THE REQUEST: It is required that all of the data be written out exactly.

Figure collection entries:
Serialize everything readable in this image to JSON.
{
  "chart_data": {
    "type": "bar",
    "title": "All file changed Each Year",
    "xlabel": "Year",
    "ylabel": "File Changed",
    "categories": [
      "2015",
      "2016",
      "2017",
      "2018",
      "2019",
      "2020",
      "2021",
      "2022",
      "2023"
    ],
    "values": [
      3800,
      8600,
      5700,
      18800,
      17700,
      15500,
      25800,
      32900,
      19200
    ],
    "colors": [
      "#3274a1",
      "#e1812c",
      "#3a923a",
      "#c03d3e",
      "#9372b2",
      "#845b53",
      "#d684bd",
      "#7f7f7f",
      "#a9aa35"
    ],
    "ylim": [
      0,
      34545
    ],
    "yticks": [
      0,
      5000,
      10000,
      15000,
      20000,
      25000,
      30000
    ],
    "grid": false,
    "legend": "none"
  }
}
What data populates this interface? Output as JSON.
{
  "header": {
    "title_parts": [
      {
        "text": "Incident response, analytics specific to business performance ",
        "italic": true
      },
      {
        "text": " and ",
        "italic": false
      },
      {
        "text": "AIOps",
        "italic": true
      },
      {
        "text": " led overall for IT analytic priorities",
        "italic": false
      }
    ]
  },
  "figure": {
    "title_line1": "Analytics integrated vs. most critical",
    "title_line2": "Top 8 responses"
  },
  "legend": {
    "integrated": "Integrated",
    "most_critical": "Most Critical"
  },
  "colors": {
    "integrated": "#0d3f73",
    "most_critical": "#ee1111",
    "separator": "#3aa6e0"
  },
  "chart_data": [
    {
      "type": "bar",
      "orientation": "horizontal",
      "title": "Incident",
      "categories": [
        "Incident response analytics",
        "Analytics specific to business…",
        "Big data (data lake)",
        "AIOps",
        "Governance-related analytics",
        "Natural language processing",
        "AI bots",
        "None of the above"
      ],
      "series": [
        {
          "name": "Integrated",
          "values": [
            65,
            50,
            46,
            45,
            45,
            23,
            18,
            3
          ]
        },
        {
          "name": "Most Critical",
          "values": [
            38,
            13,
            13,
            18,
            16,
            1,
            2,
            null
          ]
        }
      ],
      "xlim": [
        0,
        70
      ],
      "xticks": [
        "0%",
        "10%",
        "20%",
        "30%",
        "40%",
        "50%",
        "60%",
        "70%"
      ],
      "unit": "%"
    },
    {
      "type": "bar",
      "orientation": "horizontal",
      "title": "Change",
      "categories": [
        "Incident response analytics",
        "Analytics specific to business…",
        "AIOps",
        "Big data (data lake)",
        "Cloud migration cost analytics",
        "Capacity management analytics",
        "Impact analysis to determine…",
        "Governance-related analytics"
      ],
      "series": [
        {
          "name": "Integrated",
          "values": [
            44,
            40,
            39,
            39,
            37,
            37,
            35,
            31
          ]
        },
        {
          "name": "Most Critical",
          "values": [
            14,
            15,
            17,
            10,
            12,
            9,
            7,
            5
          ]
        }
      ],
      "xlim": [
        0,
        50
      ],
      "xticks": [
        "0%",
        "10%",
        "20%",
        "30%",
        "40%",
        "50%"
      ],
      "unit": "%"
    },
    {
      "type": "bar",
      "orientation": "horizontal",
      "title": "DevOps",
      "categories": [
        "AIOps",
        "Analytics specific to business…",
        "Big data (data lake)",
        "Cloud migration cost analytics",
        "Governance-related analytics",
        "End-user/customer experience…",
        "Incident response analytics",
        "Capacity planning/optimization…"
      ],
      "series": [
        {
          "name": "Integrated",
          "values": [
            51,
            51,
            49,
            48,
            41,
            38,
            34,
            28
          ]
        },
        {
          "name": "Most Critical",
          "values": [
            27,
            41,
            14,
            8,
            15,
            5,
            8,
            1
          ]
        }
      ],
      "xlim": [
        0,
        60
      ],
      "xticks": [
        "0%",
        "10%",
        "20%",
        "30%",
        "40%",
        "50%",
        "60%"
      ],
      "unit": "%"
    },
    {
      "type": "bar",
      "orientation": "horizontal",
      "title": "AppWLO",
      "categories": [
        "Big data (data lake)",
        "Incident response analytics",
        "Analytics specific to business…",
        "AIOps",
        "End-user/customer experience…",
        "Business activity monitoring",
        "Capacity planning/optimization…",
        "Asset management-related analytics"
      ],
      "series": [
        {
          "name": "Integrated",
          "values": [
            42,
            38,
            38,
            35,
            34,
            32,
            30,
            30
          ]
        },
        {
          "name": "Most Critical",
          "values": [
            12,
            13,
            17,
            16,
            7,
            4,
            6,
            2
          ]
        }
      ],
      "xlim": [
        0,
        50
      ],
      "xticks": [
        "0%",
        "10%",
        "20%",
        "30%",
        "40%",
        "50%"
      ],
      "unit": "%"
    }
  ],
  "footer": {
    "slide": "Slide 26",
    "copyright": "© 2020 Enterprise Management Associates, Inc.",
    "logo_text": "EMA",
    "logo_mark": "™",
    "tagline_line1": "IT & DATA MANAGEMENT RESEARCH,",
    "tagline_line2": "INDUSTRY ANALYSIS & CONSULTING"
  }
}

RESPONSE BELOW:
Serialize everything readable in this image to JSON.
{
  "chart_data": {
    "type": "bar",
    "title": "All file changed Each Year",
    "xlabel": "Year",
    "ylabel": "File Changed",
    "categories": [
      "2015",
      "2016",
      "2017",
      "2018",
      "2019",
      "2020",
      "2021",
      "2022",
      "2023"
    ],
    "values": [
      3800,
      8600,
      5700,
      18800,
      17700,
      15500,
      25800,
      32900,
      19200
    ],
    "colors": [
      "#3274a1",
      "#e1812c",
      "#3a923a",
      "#c03d3e",
      "#9372b2",
      "#845b53",
      "#d684bd",
      "#7f7f7f",
      "#a9aa35"
    ],
    "ylim": [
      0,
      34545
    ],
    "yticks": [
      0,
      5000,
      10000,
      15000,
      20000,
      25000,
      30000
    ],
    "grid": false,
    "legend": "none"
  }
}
What data populates this interface? Output as JSON.
{
  "header": {
    "title_parts": [
      {
        "text": "Incident response, analytics specific to business performance ",
        "italic": true
      },
      {
        "text": " and ",
        "italic": false
      },
      {
        "text": "AIOps",
        "italic": true
      },
      {
        "text": " led overall for IT analytic priorities",
        "italic": false
      }
    ]
  },
  "figure": {
    "title_line1": "Analytics integrated vs. most critical",
    "title_line2": "Top 8 responses"
  },
  "legend": {
    "integrated": "Integrated",
    "most_critical": "Most Critical"
  },
  "colors": {
    "integrated": "#0d3f73",
    "most_critical": "#ee1111",
    "separator": "#3aa6e0"
  },
  "chart_data": [
    {
      "type": "bar",
      "orientation": "horizontal",
      "title": "Incident",
      "categories": [
        "Incident response analytics",
        "Analytics specific to business…",
        "Big data (data lake)",
        "AIOps",
        "Governance-related analytics",
        "Natural language processing",
        "AI bots",
        "None of the above"
      ],
      "series": [
        {
          "name": "Integrated",
          "values": [
            65,
            50,
            46,
            45,
            45,
            23,
            18,
            3
          ]
        },
        {
          "name": "Most Critical",
          "values": [
            38,
            13,
            13,
            18,
            16,
            1,
            2,
            null
          ]
        }
      ],
      "xlim": [
        0,
        70
      ],
      "xticks": [
        "0%",
        "10%",
        "20%",
        "30%",
        "40%",
        "50%",
        "60%",
        "70%"
      ],
      "unit": "%"
    },
    {
      "type": "bar",
      "orientation": "horizontal",
      "title": "Change",
      "categories": [
        "Incident response analytics",
        "Analytics specific to business…",
        "AIOps",
        "Big data (data lake)",
        "Cloud migration cost analytics",
        "Capacity management analytics",
        "Impact analysis to determine…",
        "Governance-related analytics"
      ],
      "series": [
        {
          "name": "Integrated",
          "values": [
            44,
            40,
            39,
            39,
            37,
            37,
            35,
            31
          ]
        },
        {
          "name": "Most Critical",
          "values": [
            14,
            15,
            17,
            10,
            12,
            9,
            7,
            5
          ]
        }
      ],
      "xlim": [
        0,
        50
      ],
      "xticks": [
        "0%",
        "10%",
        "20%",
        "30%",
        "40%",
        "50%"
      ],
      "unit": "%"
    },
    {
      "type": "bar",
      "orientation": "horizontal",
      "title": "DevOps",
      "categories": [
        "AIOps",
        "Analytics specific to business…",
        "Big data (data lake)",
        "Cloud migration cost analytics",
        "Governance-related analytics",
        "End-user/customer experience…",
        "Incident response analytics",
        "Capacity planning/optimization…"
      ],
      "series": [
        {
          "name": "Integrated",
          "values": [
            51,
            51,
            49,
            48,
            41,
            38,
            34,
            28
          ]
        },
        {
          "name": "Most Critical",
          "values": [
            27,
            41,
            14,
            8,
            15,
            5,
            8,
            1
          ]
        }
      ],
      "xlim": [
        0,
        60
      ],
      "xticks": [
        "0%",
        "10%",
        "20%",
        "30%",
        "40%",
        "50%",
        "60%"
      ],
      "unit": "%"
    },
    {
      "type": "bar",
      "orientation": "horizontal",
      "title": "AppWLO",
      "categories": [
        "Big data (data lake)",
        "Incident response analytics",
        "Analytics specific to business…",
        "AIOps",
        "End-user/customer experience…",
        "Business activity monitoring",
        "Capacity planning/optimization…",
        "Asset management-related analytics"
      ],
      "series": [
        {
          "name": "Integrated",
          "values": [
            42,
            38,
            38,
            35,
            34,
            32,
            30,
            30
          ]
        },
        {
          "name": "Most Critical",
          "values": [
            12,
            13,
            17,
            16,
            7,
            4,
            6,
            2
          ]
        }
      ],
      "xlim": [
        0,
        50
      ],
      "xticks": [
        "0%",
        "10%",
        "20%",
        "30%",
        "40%",
        "50%"
      ],
      "unit": "%"
    }
  ],
  "footer": {
    "slide": "Slide 26",
    "copyright": "© 2020 Enterprise Management Associates, Inc.",
    "logo_text": "EMA",
    "logo_mark": "™",
    "tagline_line1": "IT & DATA MANAGEMENT RESEARCH,",
    "tagline_line2": "INDUSTRY ANALYSIS & CONSULTING"
  }
}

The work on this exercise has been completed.